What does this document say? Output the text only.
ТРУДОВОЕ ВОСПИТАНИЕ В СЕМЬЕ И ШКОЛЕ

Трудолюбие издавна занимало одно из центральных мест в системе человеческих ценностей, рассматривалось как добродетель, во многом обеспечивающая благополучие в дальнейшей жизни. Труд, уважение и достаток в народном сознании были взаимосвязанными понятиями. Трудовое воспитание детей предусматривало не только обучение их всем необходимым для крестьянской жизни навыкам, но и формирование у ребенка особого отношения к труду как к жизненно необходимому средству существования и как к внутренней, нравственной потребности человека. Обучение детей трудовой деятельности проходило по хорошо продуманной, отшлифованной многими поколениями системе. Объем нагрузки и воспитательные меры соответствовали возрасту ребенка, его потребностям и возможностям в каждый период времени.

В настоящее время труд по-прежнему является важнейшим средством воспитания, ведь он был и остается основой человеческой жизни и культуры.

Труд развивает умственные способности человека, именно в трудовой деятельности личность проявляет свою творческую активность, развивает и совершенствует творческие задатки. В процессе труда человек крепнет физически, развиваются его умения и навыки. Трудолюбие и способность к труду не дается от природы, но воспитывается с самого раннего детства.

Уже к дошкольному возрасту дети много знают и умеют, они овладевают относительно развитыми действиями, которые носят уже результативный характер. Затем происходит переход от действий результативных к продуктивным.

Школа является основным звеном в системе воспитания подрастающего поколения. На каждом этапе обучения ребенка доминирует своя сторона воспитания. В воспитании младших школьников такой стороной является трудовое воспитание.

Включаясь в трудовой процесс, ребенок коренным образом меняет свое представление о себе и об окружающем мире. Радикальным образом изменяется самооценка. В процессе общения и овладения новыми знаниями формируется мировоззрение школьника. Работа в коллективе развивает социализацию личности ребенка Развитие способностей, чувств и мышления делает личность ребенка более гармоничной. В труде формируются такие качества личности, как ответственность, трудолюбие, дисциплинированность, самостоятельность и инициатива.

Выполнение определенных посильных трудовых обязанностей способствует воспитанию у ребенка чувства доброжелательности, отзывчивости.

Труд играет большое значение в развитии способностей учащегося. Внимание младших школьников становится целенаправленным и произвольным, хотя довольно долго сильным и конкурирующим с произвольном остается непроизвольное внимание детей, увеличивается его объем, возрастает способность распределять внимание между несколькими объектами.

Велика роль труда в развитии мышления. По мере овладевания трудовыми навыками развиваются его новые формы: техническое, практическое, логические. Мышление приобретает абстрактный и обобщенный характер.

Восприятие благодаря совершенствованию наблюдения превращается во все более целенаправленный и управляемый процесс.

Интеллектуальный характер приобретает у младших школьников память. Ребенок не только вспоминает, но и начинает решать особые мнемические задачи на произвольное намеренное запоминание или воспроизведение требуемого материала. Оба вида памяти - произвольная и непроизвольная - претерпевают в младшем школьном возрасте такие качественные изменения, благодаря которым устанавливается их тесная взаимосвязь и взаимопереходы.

### TASK PROMPT
Generate an exact reproduction of all entries.

### COMPLETE OUTPUT
What does this document say? Output the text only.
ТРУДОВОЕ ВОСПИТАНИЕ В СЕМЬЕ И ШКОЛЕ

Трудолюбие издавна занимало одно из центральных мест в системе человеческих ценностей, рассматривалось как добродетель, во многом обеспечивающая благополучие в дальнейшей жизни. Труд, уважение и достаток в народном сознании были взаимосвязанными понятиями. Трудовое воспитание детей предусматривало не только обучение их всем необходимым для крестьянской жизни навыкам, но и формирование у ребенка особого отношения к труду как к жизненно необходимому средству существования и как к внутренней, нравственной потребности человека. Обучение детей трудовой деятельности проходило по хорошо продуманной, отшлифованной многими поколениями системе. Объем нагрузки и воспитательные меры соответствовали возрасту ребенка, его потребностям и возможностям в каждый период времени.

В настоящее время труд по-прежнему является важнейшим средством воспитания, ведь он был и остается основой человеческой жизни и культуры.

Труд развивает умственные способности человека, именно в трудовой деятельности личность проявляет свою творческую активность, развивает и совершенствует творческие задатки. В процессе труда человек крепнет физически, развиваются его умения и навыки. Трудолюбие и способность к труду не дается от природы, но воспитывается с самого раннего детства.

Уже к дошкольному возрасту дети много знают и умеют, они овладевают относительно развитыми действиями, которые носят уже результативный характер. Затем происходит переход от действий результативных к продуктивным.

Школа является основным звеном в системе воспитания подрастающего поколения. На каждом этапе обучения ребенка доминирует своя сторона воспитания. В воспитании младших школьников такой стороной является трудовое воспитание.

Включаясь в трудовой процесс, ребенок коренным образом меняет свое представление о себе и об окружающем мире. Радикальным образом изменяется самооценка. В процессе общения и овладения новыми знаниями формируется мировоззрение школьника. Работа в коллективе развивает социализацию личности ребенка Развитие способностей, чувств и мышления делает личность ребенка более гармоничной. В труде формируются такие качества личности, как ответственность, трудолюбие, дисциплинированность, самостоятельность и инициатива.

Выполнение определенных посильных трудовых обязанностей способствует воспитанию у ребенка чувства доброжелательности, отзывчивости.

Труд играет большое значение в развитии способностей учащегося. Внимание младших школьников становится целенаправленным и произвольным, хотя довольно долго сильным и конкурирующим с произвольном остается непроизвольное внимание детей, увеличивается его объем, возрастает способность распределять внимание между несколькими объектами.

Велика роль труда в развитии мышления. По мере овладевания трудовыми навыками развиваются его новые формы: техническое, практическое, логические. Мышление приобретает абстрактный и обобщенный характер.

Восприятие благодаря совершенствованию наблюдения превращается во все более целенаправленный и управляемый процесс.

Интеллектуальный характер приобретает у младших школьников память. Ребенок не только вспоминает, но и начинает решать особые мнемические задачи на произвольное намеренное запоминание или воспроизведение требуемого материала. Оба вида памяти - произвольная и непроизвольная - претерпевают в младшем школьном возрасте такие качественные изменения, благодаря которым устанавливается их тесная взаимосвязь и взаимопереходы.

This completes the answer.